::: Listed entries

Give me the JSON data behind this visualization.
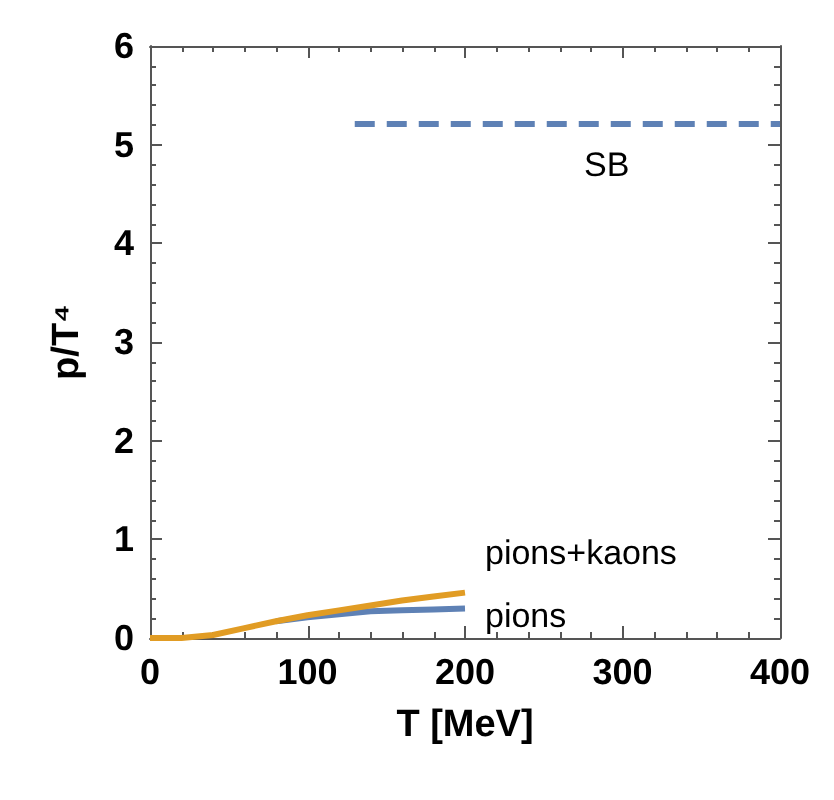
{
  "chart_data": {
    "type": "line",
    "xlabel": "T [MeV]",
    "ylabel": "p/T⁴",
    "xlim": [
      0,
      400
    ],
    "xticks": [
      0,
      100,
      200,
      300,
      400
    ],
    "ylim": [
      0,
      6
    ],
    "yticks": [
      0,
      1,
      2,
      3,
      4,
      5,
      6
    ],
    "grid": false,
    "legend": false,
    "marker": "none",
    "series": [
      {
        "name": "SB",
        "color": "#5e81b5",
        "line_style": "dashed",
        "x": [
          130,
          400
        ],
        "values": [
          5.21,
          5.21
        ]
      },
      {
        "name": "pions",
        "color": "#5e81b5",
        "line_style": "solid",
        "x": [
          80,
          100,
          120,
          140,
          160,
          180,
          200
        ],
        "values": [
          0.17,
          0.21,
          0.24,
          0.27,
          0.28,
          0.29,
          0.3
        ]
      },
      {
        "name": "pions+kaons",
        "color": "#e19c24",
        "line_style": "solid",
        "x": [
          0,
          20,
          40,
          60,
          80,
          100,
          120,
          140,
          160,
          180,
          200
        ],
        "values": [
          0,
          0,
          0.03,
          0.1,
          0.17,
          0.23,
          0.28,
          0.33,
          0.38,
          0.42,
          0.46
        ]
      }
    ]
  }
}
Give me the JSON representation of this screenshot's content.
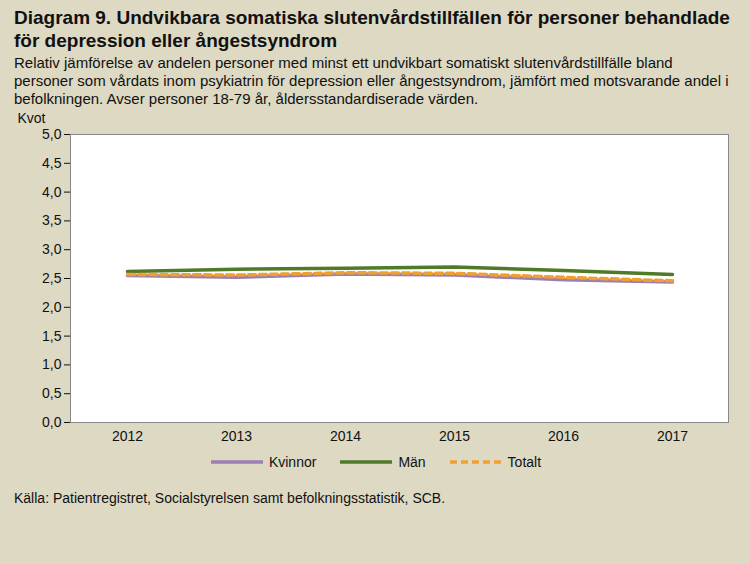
{
  "chart_data": {
    "type": "line",
    "title": "Diagram 9. Undvikbara somatiska slutenvårdstillfällen för personer behandlade för depression eller ångestsyndrom",
    "subtitle": "Relativ jämförelse av andelen personer med minst ett undvikbart somatiskt slutenvårdstillfälle bland personer som vårdats inom psykiatrin för depression eller ångestsyndrom, jämfört med motsvarande andel i befolkningen.  Avser personer 18-79 år, åldersstandardiserade värden.",
    "y_label": "Kvot",
    "source": "Källa: Patientregistret, Socialstyrelsen samt befolkningsstatistik, SCB.",
    "categories": [
      "2012",
      "2013",
      "2014",
      "2015",
      "2016",
      "2017"
    ],
    "series": [
      {
        "name": "Kvinnor",
        "color": "#9b7fb3",
        "line_style": "solid",
        "values": [
          2.55,
          2.52,
          2.58,
          2.56,
          2.48,
          2.44
        ]
      },
      {
        "name": "Män",
        "color": "#4f7a28",
        "line_style": "solid",
        "values": [
          2.62,
          2.66,
          2.68,
          2.7,
          2.64,
          2.57
        ]
      },
      {
        "name": "Totalt",
        "color": "#f0a030",
        "line_style": "dashed",
        "values": [
          2.57,
          2.56,
          2.6,
          2.59,
          2.52,
          2.46
        ]
      }
    ],
    "ylim": [
      0,
      5
    ],
    "yticks": [
      {
        "value": 0,
        "label": "0,0"
      },
      {
        "value": 0.5,
        "label": "0,5"
      },
      {
        "value": 1,
        "label": "1,0"
      },
      {
        "value": 1.5,
        "label": "1,5"
      },
      {
        "value": 2,
        "label": "2,0"
      },
      {
        "value": 2.5,
        "label": "2,5"
      },
      {
        "value": 3,
        "label": "3,0"
      },
      {
        "value": 3.5,
        "label": "3,5"
      },
      {
        "value": 4,
        "label": "4,0"
      },
      {
        "value": 4.5,
        "label": "4,5"
      },
      {
        "value": 5,
        "label": "5,0"
      }
    ],
    "grid": false,
    "legend": "bottom"
  }
}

::::::

Take the records above and transcribe them exactly, dropping every picture.

Give me the JSON data behind this visualization.
{
  "chart_data": {
    "type": "line",
    "xlabel": "T [MeV]",
    "ylabel": "p/T⁴",
    "xlim": [
      0,
      400
    ],
    "xticks": [
      0,
      100,
      200,
      300,
      400
    ],
    "ylim": [
      0,
      6
    ],
    "yticks": [
      0,
      1,
      2,
      3,
      4,
      5,
      6
    ],
    "grid": false,
    "legend": false,
    "marker": "none",
    "series": [
      {
        "name": "SB",
        "color": "#5e81b5",
        "line_style": "dashed",
        "x": [
          130,
          400
        ],
        "values": [
          5.21,
          5.21
        ]
      },
      {
        "name": "pions",
        "color": "#5e81b5",
        "line_style": "solid",
        "x": [
          80,
          100,
          120,
          140,
          160,
          180,
          200
        ],
        "values": [
          0.17,
          0.21,
          0.24,
          0.27,
          0.28,
          0.29,
          0.3
        ]
      },
      {
        "name": "pions+kaons",
        "color": "#e19c24",
        "line_style": "solid",
        "x": [
          0,
          20,
          40,
          60,
          80,
          100,
          120,
          140,
          160,
          180,
          200
        ],
        "values": [
          0,
          0,
          0.03,
          0.1,
          0.17,
          0.23,
          0.28,
          0.33,
          0.38,
          0.42,
          0.46
        ]
      }
    ]
  }
}
Give me the JSON representation of this screenshot's content.
{
  "chart_data": {
    "type": "line",
    "title": "Diagram 9. Undvikbara somatiska slutenvårdstillfällen för personer behandlade för depression eller ångestsyndrom",
    "subtitle": "Relativ jämförelse av andelen personer med minst ett undvikbart somatiskt slutenvårdstillfälle bland personer som vårdats inom psykiatrin för depression eller ångestsyndrom, jämfört med motsvarande andel i befolkningen.  Avser personer 18-79 år, åldersstandardiserade värden.",
    "y_label": "Kvot",
    "source": "Källa: Patientregistret, Socialstyrelsen samt befolkningsstatistik, SCB.",
    "categories": [
      "2012",
      "2013",
      "2014",
      "2015",
      "2016",
      "2017"
    ],
    "series": [
      {
        "name": "Kvinnor",
        "color": "#9b7fb3",
        "line_style": "solid",
        "values": [
          2.55,
          2.52,
          2.58,
          2.56,
          2.48,
          2.44
        ]
      },
      {
        "name": "Män",
        "color": "#4f7a28",
        "line_style": "solid",
        "values": [
          2.62,
          2.66,
          2.68,
          2.7,
          2.64,
          2.57
        ]
      },
      {
        "name": "Totalt",
        "color": "#f0a030",
        "line_style": "dashed",
        "values": [
          2.57,
          2.56,
          2.6,
          2.59,
          2.52,
          2.46
        ]
      }
    ],
    "ylim": [
      0,
      5
    ],
    "yticks": [
      {
        "value": 0,
        "label": "0,0"
      },
      {
        "value": 0.5,
        "label": "0,5"
      },
      {
        "value": 1,
        "label": "1,0"
      },
      {
        "value": 1.5,
        "label": "1,5"
      },
      {
        "value": 2,
        "label": "2,0"
      },
      {
        "value": 2.5,
        "label": "2,5"
      },
      {
        "value": 3,
        "label": "3,0"
      },
      {
        "value": 3.5,
        "label": "3,5"
      },
      {
        "value": 4,
        "label": "4,0"
      },
      {
        "value": 4.5,
        "label": "4,5"
      },
      {
        "value": 5,
        "label": "5,0"
      }
    ],
    "grid": false,
    "legend": "bottom"
  }
}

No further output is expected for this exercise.